++++ INPUT FOR THIS TASK ++++

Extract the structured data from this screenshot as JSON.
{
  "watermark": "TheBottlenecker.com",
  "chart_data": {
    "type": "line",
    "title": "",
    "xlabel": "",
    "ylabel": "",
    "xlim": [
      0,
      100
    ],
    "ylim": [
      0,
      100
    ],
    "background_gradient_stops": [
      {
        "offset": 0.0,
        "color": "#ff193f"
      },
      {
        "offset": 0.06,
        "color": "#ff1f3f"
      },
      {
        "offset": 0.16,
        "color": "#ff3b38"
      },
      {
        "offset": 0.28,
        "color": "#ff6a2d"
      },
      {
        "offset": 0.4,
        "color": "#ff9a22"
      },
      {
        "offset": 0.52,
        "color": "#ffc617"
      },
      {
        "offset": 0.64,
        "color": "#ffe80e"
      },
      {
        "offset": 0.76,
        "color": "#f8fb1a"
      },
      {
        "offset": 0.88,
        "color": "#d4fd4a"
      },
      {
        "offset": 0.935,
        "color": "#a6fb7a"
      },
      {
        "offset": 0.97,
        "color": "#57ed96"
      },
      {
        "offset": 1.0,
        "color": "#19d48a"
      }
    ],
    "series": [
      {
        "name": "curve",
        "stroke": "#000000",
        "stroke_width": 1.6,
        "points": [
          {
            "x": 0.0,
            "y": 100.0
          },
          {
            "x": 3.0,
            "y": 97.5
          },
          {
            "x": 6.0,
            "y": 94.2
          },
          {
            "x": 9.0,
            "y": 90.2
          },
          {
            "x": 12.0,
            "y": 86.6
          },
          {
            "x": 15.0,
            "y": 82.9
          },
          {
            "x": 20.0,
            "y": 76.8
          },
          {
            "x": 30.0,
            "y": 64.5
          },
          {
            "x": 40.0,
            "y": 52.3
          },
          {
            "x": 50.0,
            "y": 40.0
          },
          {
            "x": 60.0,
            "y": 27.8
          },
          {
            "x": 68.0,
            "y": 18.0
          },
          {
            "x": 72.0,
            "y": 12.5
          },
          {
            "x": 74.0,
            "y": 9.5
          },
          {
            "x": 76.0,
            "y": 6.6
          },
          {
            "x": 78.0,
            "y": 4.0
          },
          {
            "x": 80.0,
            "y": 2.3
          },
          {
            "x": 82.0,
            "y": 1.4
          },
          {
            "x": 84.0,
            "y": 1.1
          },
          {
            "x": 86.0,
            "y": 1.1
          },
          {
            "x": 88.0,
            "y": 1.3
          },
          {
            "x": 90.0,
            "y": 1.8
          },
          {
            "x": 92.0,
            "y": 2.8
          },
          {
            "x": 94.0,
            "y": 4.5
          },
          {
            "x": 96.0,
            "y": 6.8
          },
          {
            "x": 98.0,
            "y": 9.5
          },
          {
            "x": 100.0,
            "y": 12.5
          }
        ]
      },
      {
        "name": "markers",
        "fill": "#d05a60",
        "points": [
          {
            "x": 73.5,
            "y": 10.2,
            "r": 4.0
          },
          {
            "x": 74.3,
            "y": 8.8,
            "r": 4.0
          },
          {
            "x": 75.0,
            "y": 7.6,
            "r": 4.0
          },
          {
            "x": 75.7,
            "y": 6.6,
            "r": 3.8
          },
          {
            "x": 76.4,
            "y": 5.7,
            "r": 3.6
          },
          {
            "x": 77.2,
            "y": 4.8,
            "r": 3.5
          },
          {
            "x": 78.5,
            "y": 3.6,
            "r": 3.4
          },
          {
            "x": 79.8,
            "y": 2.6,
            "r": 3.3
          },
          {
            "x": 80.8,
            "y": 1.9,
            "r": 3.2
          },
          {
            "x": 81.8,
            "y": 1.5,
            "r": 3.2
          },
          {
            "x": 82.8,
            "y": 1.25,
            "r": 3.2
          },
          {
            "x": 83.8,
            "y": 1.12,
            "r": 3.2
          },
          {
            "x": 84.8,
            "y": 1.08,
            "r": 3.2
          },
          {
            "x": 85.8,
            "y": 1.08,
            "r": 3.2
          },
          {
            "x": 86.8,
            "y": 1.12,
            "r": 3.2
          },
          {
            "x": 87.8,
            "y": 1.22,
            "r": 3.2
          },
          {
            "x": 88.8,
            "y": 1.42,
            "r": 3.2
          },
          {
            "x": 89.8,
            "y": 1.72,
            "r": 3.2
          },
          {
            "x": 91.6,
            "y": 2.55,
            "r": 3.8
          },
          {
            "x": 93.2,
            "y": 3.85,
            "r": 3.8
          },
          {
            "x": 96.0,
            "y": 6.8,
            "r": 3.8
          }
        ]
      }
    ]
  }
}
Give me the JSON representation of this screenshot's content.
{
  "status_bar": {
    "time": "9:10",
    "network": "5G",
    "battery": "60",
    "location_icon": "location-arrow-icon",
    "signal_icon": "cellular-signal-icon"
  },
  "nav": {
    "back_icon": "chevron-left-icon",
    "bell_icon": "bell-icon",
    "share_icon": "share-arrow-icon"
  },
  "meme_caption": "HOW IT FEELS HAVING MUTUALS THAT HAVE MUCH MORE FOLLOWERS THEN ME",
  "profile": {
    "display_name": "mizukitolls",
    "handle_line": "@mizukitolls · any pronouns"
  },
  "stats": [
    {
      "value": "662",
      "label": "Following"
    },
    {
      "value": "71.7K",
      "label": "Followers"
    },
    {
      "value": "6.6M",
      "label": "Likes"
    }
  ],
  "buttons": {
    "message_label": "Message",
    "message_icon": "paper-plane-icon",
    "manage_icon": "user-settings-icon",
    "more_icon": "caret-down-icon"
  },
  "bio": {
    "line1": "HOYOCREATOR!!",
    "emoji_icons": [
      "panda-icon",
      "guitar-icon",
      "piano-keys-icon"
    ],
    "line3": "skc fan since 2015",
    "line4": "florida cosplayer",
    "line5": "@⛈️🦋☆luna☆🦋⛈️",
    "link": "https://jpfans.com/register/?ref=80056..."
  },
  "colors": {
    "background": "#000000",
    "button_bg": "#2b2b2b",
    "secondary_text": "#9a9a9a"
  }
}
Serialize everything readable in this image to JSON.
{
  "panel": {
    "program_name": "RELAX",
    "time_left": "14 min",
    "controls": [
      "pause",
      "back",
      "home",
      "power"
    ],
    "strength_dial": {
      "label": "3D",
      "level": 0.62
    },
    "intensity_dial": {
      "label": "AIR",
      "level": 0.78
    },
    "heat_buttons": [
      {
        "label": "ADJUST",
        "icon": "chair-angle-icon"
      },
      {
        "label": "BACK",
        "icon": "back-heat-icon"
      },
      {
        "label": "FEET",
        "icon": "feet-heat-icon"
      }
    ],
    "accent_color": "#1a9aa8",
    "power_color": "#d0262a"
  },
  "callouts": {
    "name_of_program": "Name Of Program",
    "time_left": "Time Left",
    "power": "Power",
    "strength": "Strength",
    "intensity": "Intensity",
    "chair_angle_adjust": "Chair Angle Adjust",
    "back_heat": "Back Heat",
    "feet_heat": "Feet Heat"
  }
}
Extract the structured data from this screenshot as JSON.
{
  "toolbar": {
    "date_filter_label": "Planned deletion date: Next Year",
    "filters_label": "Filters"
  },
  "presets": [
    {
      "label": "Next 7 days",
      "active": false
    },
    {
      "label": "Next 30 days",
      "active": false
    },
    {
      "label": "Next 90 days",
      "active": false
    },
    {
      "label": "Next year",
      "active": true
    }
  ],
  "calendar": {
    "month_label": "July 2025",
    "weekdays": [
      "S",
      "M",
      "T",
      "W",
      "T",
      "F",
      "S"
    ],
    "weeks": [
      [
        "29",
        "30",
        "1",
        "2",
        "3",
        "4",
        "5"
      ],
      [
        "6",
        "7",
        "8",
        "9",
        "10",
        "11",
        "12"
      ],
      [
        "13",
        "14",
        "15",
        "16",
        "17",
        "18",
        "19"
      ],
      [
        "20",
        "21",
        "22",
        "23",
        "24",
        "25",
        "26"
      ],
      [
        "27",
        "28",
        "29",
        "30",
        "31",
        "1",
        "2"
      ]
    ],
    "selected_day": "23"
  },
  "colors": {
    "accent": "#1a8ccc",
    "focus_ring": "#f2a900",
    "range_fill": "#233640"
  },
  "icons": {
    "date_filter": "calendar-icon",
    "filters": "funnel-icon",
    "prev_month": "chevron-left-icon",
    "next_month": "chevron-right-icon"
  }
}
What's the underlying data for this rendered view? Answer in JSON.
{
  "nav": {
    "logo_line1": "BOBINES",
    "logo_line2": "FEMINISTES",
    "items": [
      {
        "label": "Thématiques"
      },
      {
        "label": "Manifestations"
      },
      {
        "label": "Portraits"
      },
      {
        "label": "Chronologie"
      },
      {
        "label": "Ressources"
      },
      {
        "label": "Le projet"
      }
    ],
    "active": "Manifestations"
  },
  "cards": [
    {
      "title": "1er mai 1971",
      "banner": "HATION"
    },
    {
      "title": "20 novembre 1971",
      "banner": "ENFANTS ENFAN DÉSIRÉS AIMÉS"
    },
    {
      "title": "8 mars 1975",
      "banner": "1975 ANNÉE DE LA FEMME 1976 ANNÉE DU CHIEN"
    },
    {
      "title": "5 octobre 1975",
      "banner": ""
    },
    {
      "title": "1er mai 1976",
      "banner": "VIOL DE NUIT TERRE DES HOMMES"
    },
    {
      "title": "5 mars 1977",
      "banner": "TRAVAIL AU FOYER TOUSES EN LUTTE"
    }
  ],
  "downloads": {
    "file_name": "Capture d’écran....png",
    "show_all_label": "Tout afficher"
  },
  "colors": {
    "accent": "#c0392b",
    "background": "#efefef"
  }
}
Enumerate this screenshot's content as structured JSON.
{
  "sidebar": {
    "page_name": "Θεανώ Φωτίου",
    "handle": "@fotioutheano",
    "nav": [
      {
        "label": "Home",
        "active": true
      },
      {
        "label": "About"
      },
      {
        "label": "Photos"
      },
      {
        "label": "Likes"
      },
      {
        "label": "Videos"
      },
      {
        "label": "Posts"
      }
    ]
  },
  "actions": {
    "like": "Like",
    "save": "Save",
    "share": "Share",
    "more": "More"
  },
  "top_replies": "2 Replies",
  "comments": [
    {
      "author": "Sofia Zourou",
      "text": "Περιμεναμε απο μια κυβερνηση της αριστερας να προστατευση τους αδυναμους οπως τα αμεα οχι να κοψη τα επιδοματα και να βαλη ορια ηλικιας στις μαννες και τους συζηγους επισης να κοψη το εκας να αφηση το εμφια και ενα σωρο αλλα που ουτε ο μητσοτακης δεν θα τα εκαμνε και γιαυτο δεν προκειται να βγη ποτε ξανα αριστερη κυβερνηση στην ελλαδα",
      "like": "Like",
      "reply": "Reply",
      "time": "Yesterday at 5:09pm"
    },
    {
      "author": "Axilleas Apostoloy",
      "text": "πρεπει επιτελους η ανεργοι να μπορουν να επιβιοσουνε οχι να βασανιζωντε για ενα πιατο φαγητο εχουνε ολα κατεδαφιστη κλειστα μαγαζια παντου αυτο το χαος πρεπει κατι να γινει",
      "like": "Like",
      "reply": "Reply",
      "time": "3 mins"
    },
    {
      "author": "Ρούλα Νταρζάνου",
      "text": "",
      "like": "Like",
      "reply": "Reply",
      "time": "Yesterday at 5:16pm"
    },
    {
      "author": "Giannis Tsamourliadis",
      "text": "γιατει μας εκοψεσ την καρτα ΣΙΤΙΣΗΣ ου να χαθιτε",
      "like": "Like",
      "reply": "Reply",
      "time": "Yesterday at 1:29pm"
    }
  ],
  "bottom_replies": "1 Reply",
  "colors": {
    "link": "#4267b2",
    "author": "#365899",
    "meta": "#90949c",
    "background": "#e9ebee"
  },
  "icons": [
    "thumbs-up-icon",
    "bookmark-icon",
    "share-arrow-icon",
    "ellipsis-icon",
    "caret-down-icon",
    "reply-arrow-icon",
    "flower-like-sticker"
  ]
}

++++

### PROBLEM STATEMENT
State how many lines include the string "Yesterday". Give no other information.

### ANSWER TO THIS TASK
3